= Short exercise =
Reply with only the number of lines that contain the string "name".

= Chart and figure data =
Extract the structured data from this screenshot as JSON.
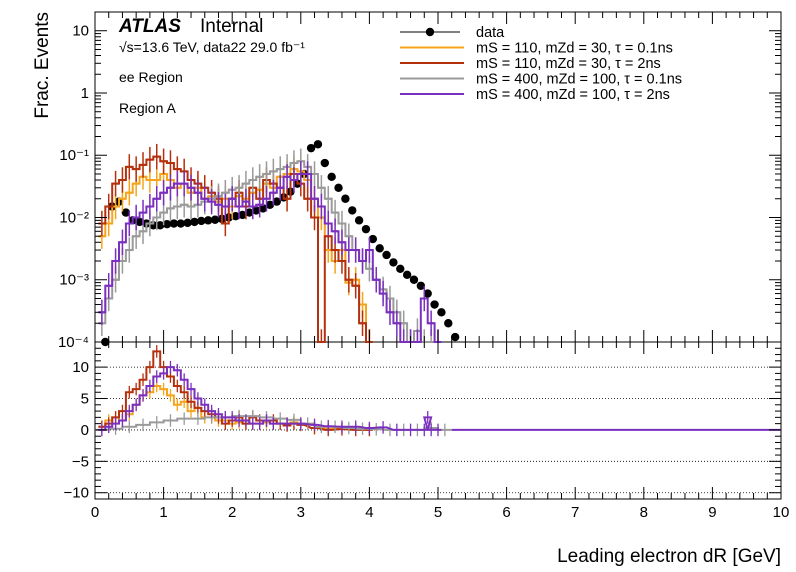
{
  "chart_data": [
    {
      "panel": "main",
      "type": "line",
      "yscale": "log",
      "xlim": [
        0,
        10
      ],
      "ylim": [
        0.0001,
        20
      ],
      "ylabel": "Frac. Events",
      "y_ticks": [
        {
          "value": 10,
          "label": "10"
        },
        {
          "value": 1,
          "label": "1"
        },
        {
          "value": 0.1,
          "label": "10⁻¹"
        },
        {
          "value": 0.01,
          "label": "10⁻²"
        },
        {
          "value": 0.001,
          "label": "10⁻³"
        },
        {
          "value": 0.0001,
          "label": "10⁻⁴"
        }
      ],
      "annotations": {
        "experiment": "ATLAS",
        "status": "Internal",
        "energy": "√s=13.6 TeV, data22 29.0 fb⁻¹",
        "region_1": "ee Region",
        "region_2": "Region A"
      },
      "legend_position": "top-right",
      "series": [
        {
          "name": "data",
          "style": "markers",
          "color": "#000000",
          "x": [
            0.15,
            0.25,
            0.35,
            0.45,
            0.55,
            0.65,
            0.75,
            0.85,
            0.95,
            1.05,
            1.15,
            1.25,
            1.35,
            1.45,
            1.55,
            1.65,
            1.75,
            1.85,
            1.95,
            2.05,
            2.15,
            2.25,
            2.35,
            2.45,
            2.55,
            2.65,
            2.75,
            2.85,
            2.95,
            3.05,
            3.15,
            3.25,
            3.35,
            3.45,
            3.55,
            3.65,
            3.75,
            3.85,
            3.95,
            4.05,
            4.15,
            4.25,
            4.35,
            4.45,
            4.55,
            4.65,
            4.75,
            4.85,
            4.95,
            5.05,
            5.15,
            5.25
          ],
          "y": [
            0.0001,
            0.015,
            0.018,
            0.012,
            0.009,
            0.0085,
            0.008,
            0.0075,
            0.0075,
            0.0078,
            0.008,
            0.008,
            0.0082,
            0.0085,
            0.0088,
            0.009,
            0.0092,
            0.0095,
            0.01,
            0.0105,
            0.011,
            0.012,
            0.013,
            0.014,
            0.016,
            0.018,
            0.021,
            0.026,
            0.035,
            0.05,
            0.13,
            0.15,
            0.075,
            0.045,
            0.03,
            0.02,
            0.013,
            0.009,
            0.0065,
            0.0045,
            0.0032,
            0.0025,
            0.0019,
            0.0015,
            0.0012,
            0.001,
            0.0008,
            0.0006,
            0.0004,
            0.0003,
            0.0002,
            0.00012
          ]
        },
        {
          "name": "mS = 110, mZd = 30, τ = 0.1ns",
          "color": "#f5a41b",
          "x": [
            0.1,
            0.2,
            0.3,
            0.4,
            0.5,
            0.6,
            0.7,
            0.8,
            0.9,
            1.0,
            1.1,
            1.2,
            1.3,
            1.4,
            1.5,
            1.6,
            1.7,
            1.8,
            1.9,
            2.0,
            2.1,
            2.2,
            2.3,
            2.4,
            2.5,
            2.6,
            2.7,
            2.8,
            2.9,
            3.0,
            3.1,
            3.2,
            3.3,
            3.4,
            3.5,
            3.6,
            3.7,
            3.8,
            3.9,
            4.0
          ],
          "y": [
            0.005,
            0.008,
            0.015,
            0.02,
            0.025,
            0.035,
            0.045,
            0.04,
            0.04,
            0.05,
            0.04,
            0.03,
            0.035,
            0.025,
            0.03,
            0.02,
            0.022,
            0.018,
            0.02,
            0.015,
            0.022,
            0.02,
            0.025,
            0.028,
            0.035,
            0.03,
            0.045,
            0.05,
            0.06,
            0.055,
            0.04,
            0.02,
            0.01,
            0.003,
            0.002,
            0.003,
            0.0009,
            0.001,
            0.0004,
            0.0001
          ]
        },
        {
          "name": "mS = 110, mZd = 30, τ = 2ns",
          "color": "#b5300d",
          "x": [
            0.1,
            0.2,
            0.3,
            0.4,
            0.5,
            0.6,
            0.7,
            0.8,
            0.9,
            1.0,
            1.1,
            1.2,
            1.3,
            1.4,
            1.5,
            1.6,
            1.7,
            1.8,
            1.9,
            2.0,
            2.1,
            2.2,
            2.3,
            2.4,
            2.5,
            2.6,
            2.7,
            2.8,
            2.9,
            3.0,
            3.1,
            3.2,
            3.3,
            3.4,
            3.5,
            3.6,
            3.7,
            3.8,
            3.9,
            4.0
          ],
          "y": [
            0.008,
            0.015,
            0.035,
            0.04,
            0.065,
            0.06,
            0.07,
            0.085,
            0.095,
            0.08,
            0.075,
            0.06,
            0.055,
            0.04,
            0.035,
            0.03,
            0.025,
            0.02,
            0.008,
            0.02,
            0.025,
            0.015,
            0.03,
            0.02,
            0.04,
            0.035,
            0.03,
            0.02,
            0.05,
            0.035,
            0.02,
            0.01,
            0.0001,
            0.005,
            0.003,
            0.002,
            0.001,
            0.0008,
            0.0002,
            0.0001
          ]
        },
        {
          "name": "mS = 400, mZd = 100, τ = 0.1ns",
          "color": "#9a9a9a",
          "x": [
            0.1,
            0.2,
            0.3,
            0.4,
            0.5,
            0.6,
            0.7,
            0.8,
            0.9,
            1.0,
            1.1,
            1.2,
            1.3,
            1.4,
            1.5,
            1.6,
            1.7,
            1.8,
            1.9,
            2.0,
            2.1,
            2.2,
            2.3,
            2.4,
            2.5,
            2.6,
            2.7,
            2.8,
            2.9,
            3.0,
            3.1,
            3.2,
            3.3,
            3.4,
            3.5,
            3.6,
            3.7,
            3.8,
            3.9,
            4.0,
            4.1,
            4.2,
            4.3,
            4.4,
            4.5,
            4.6,
            4.7,
            4.8,
            4.9,
            5.0
          ],
          "y": [
            0.0002,
            0.0005,
            0.001,
            0.002,
            0.003,
            0.005,
            0.006,
            0.008,
            0.01,
            0.012,
            0.014,
            0.015,
            0.016,
            0.015,
            0.016,
            0.018,
            0.02,
            0.022,
            0.025,
            0.028,
            0.03,
            0.035,
            0.04,
            0.045,
            0.05,
            0.055,
            0.06,
            0.065,
            0.075,
            0.08,
            0.065,
            0.05,
            0.03,
            0.02,
            0.012,
            0.008,
            0.005,
            0.003,
            0.002,
            0.0015,
            0.001,
            0.0007,
            0.0005,
            0.0003,
            0.0002,
            0.0001,
            0.00015,
            0.0001,
            0.0001,
            0.0001
          ]
        },
        {
          "name": "mS = 400, mZd = 100, τ = 2ns",
          "color": "#7b2fbe",
          "x": [
            0.1,
            0.2,
            0.3,
            0.4,
            0.5,
            0.6,
            0.7,
            0.8,
            0.9,
            1.0,
            1.1,
            1.2,
            1.3,
            1.4,
            1.5,
            1.6,
            1.7,
            1.8,
            1.9,
            2.0,
            2.1,
            2.2,
            2.3,
            2.4,
            2.5,
            2.6,
            2.7,
            2.8,
            2.9,
            3.0,
            3.1,
            3.2,
            3.3,
            3.4,
            3.5,
            3.6,
            3.7,
            3.8,
            3.9,
            4.0,
            4.1,
            4.2,
            4.3,
            4.4,
            4.5,
            4.6,
            4.7,
            4.8,
            4.9,
            5.0
          ],
          "y": [
            0.0003,
            0.0008,
            0.002,
            0.004,
            0.008,
            0.01,
            0.012,
            0.015,
            0.02,
            0.025,
            0.03,
            0.035,
            0.035,
            0.03,
            0.025,
            0.02,
            0.018,
            0.016,
            0.015,
            0.02,
            0.015,
            0.018,
            0.015,
            0.016,
            0.02,
            0.025,
            0.03,
            0.045,
            0.04,
            0.05,
            0.05,
            0.02,
            0.015,
            0.008,
            0.006,
            0.004,
            0.003,
            0.003,
            0.002,
            0.003,
            0.001,
            0.0006,
            0.0003,
            0.0002,
            0.0001,
            0.0001,
            0.0001,
            0.0005,
            0.0002,
            0.0001
          ]
        }
      ]
    },
    {
      "panel": "ratio",
      "type": "line",
      "xlim": [
        0,
        10
      ],
      "ylim": [
        -11,
        14
      ],
      "xlabel": "Leading electron dR [GeV]",
      "y_ticks": [
        {
          "value": 10,
          "label": "10"
        },
        {
          "value": 5,
          "label": "5"
        },
        {
          "value": 0,
          "label": "0"
        },
        {
          "value": -5,
          "label": "−5"
        },
        {
          "value": -10,
          "label": "−10"
        }
      ],
      "x_ticks": [
        {
          "value": 0,
          "label": "0"
        },
        {
          "value": 1,
          "label": "1"
        },
        {
          "value": 2,
          "label": "2"
        },
        {
          "value": 3,
          "label": "3"
        },
        {
          "value": 4,
          "label": "4"
        },
        {
          "value": 5,
          "label": "5"
        },
        {
          "value": 6,
          "label": "6"
        },
        {
          "value": 7,
          "label": "7"
        },
        {
          "value": 8,
          "label": "8"
        },
        {
          "value": 9,
          "label": "9"
        },
        {
          "value": 10,
          "label": "10"
        }
      ],
      "grid_lines_y": [
        10,
        5,
        0,
        -5,
        -10
      ],
      "series": [
        {
          "color": "#f5a41b",
          "x": [
            0.1,
            0.2,
            0.3,
            0.4,
            0.5,
            0.6,
            0.7,
            0.8,
            0.9,
            1.0,
            1.1,
            1.2,
            1.3,
            1.4,
            1.5,
            1.6,
            1.7,
            1.8,
            1.9,
            2.0,
            2.1,
            2.2,
            2.3,
            2.4,
            2.5,
            2.6,
            2.7,
            2.8,
            2.9,
            3.0,
            3.2,
            3.4,
            3.6,
            3.8,
            4.0
          ],
          "y": [
            0.5,
            1.5,
            2,
            1.5,
            2.5,
            4,
            5.5,
            6,
            7,
            6.5,
            5.5,
            4,
            4.5,
            3,
            3.5,
            2,
            2,
            1.5,
            1.5,
            1,
            1.2,
            1,
            1,
            1,
            1.2,
            1,
            1,
            1,
            1.2,
            1,
            0.3,
            0.2,
            0.2,
            0.1,
            0
          ]
        },
        {
          "color": "#b5300d",
          "x": [
            0.1,
            0.2,
            0.3,
            0.4,
            0.5,
            0.6,
            0.7,
            0.8,
            0.9,
            1.0,
            1.1,
            1.2,
            1.3,
            1.4,
            1.5,
            1.6,
            1.7,
            1.8,
            1.9,
            2.0,
            2.1,
            2.2,
            2.3,
            2.4,
            2.5,
            2.6,
            2.7,
            2.8,
            2.9,
            3.0,
            3.2,
            3.4,
            3.6,
            3.8,
            4.0
          ],
          "y": [
            0.5,
            1,
            2,
            3,
            6,
            6.5,
            8,
            10,
            12.5,
            10,
            8.5,
            7,
            6,
            4.5,
            3.5,
            3,
            2.5,
            2,
            1,
            1.5,
            2,
            1,
            2,
            1.5,
            1.5,
            1.5,
            1,
            0.7,
            1,
            0.8,
            0.3,
            0,
            0.1,
            0,
            0
          ]
        },
        {
          "color": "#9a9a9a",
          "x": [
            0.1,
            0.3,
            0.5,
            0.7,
            0.9,
            1.1,
            1.3,
            1.5,
            1.7,
            1.9,
            2.1,
            2.3,
            2.5,
            2.7,
            2.9,
            3.1,
            3.3,
            3.5,
            3.7,
            3.9,
            4.1,
            4.3,
            4.5,
            4.7,
            4.9,
            5.1
          ],
          "y": [
            0,
            0.2,
            0.5,
            0.8,
            1.2,
            1.5,
            1.8,
            1.8,
            2,
            2,
            2.2,
            2.2,
            2,
            1.8,
            1.6,
            1,
            0.5,
            0.5,
            0.3,
            0.2,
            0.1,
            0,
            0,
            0,
            0.3,
            0
          ]
        },
        {
          "color": "#7b2fbe",
          "x": [
            0.1,
            0.2,
            0.3,
            0.4,
            0.5,
            0.6,
            0.7,
            0.8,
            0.9,
            1.0,
            1.1,
            1.2,
            1.3,
            1.4,
            1.5,
            1.6,
            1.7,
            1.8,
            1.9,
            2.0,
            2.1,
            2.2,
            2.3,
            2.4,
            2.5,
            2.6,
            2.8,
            3.0,
            3.2,
            3.4,
            3.6,
            3.8,
            4.0,
            4.2,
            4.4,
            4.6,
            4.8,
            4.85,
            4.9,
            5.0
          ],
          "y": [
            0,
            0.5,
            1,
            1.5,
            3,
            4,
            5.5,
            7,
            8.5,
            9,
            10,
            9.5,
            8,
            6.5,
            5,
            4,
            3,
            2.5,
            2,
            2,
            1.5,
            1.5,
            1,
            1,
            1.5,
            1,
            1,
            1,
            0.8,
            0.6,
            0.5,
            0.5,
            0.3,
            0.4,
            0,
            0,
            0,
            2,
            0,
            0
          ]
        }
      ]
    }
  ]
}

= Result for this task =
5